> **Goal**
Count every line that has the word "icon" in it; give no more than the number.

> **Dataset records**
_ _ _ _
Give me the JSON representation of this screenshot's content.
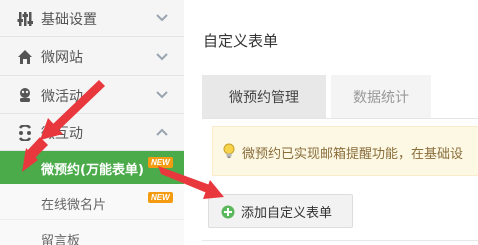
{
  "sidebar": {
    "items": [
      {
        "label": "基础设置",
        "icon": "wrench-icon"
      },
      {
        "label": "微网站",
        "icon": "home-icon"
      },
      {
        "label": "微活动",
        "icon": "activity-icon"
      },
      {
        "label": "微互动",
        "icon": "interaction-icon"
      }
    ],
    "subitems": [
      {
        "label": "微预约(万能表单)",
        "badge": "NEW",
        "active": true
      },
      {
        "label": "在线微名片",
        "badge": "NEW",
        "active": false
      },
      {
        "label": "留言板",
        "badge": "",
        "active": false
      }
    ]
  },
  "main": {
    "title": "自定义表单",
    "tabs": [
      {
        "label": "微预约管理",
        "active": true
      },
      {
        "label": "数据统计",
        "active": false
      }
    ],
    "notice": "微预约已实现邮箱提醒功能，在基础设",
    "add_button": "添加自定义表单"
  },
  "colors": {
    "accent_green": "#4bab4b",
    "badge_orange": "#f39c12",
    "arrow_red": "#e8383d",
    "notice_bg": "#fcf8e3"
  }
}
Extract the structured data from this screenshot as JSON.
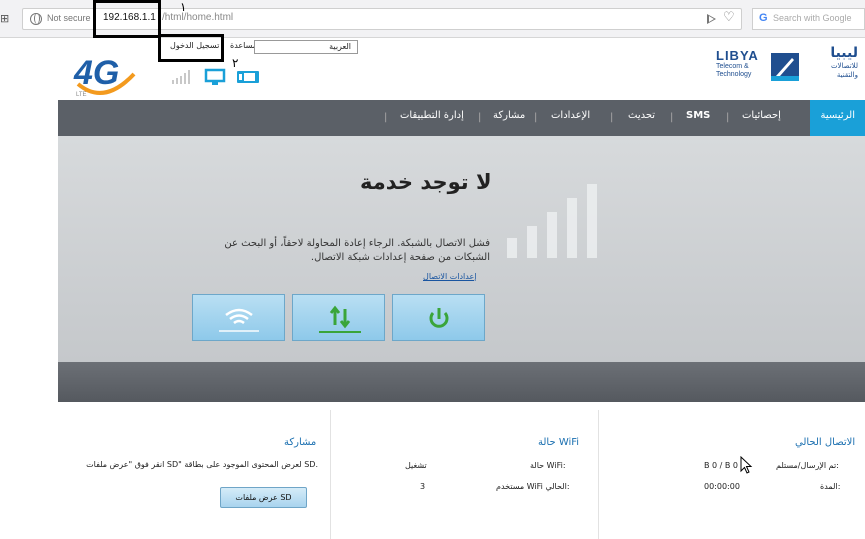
_ _ _ _
> **Output for this task**
4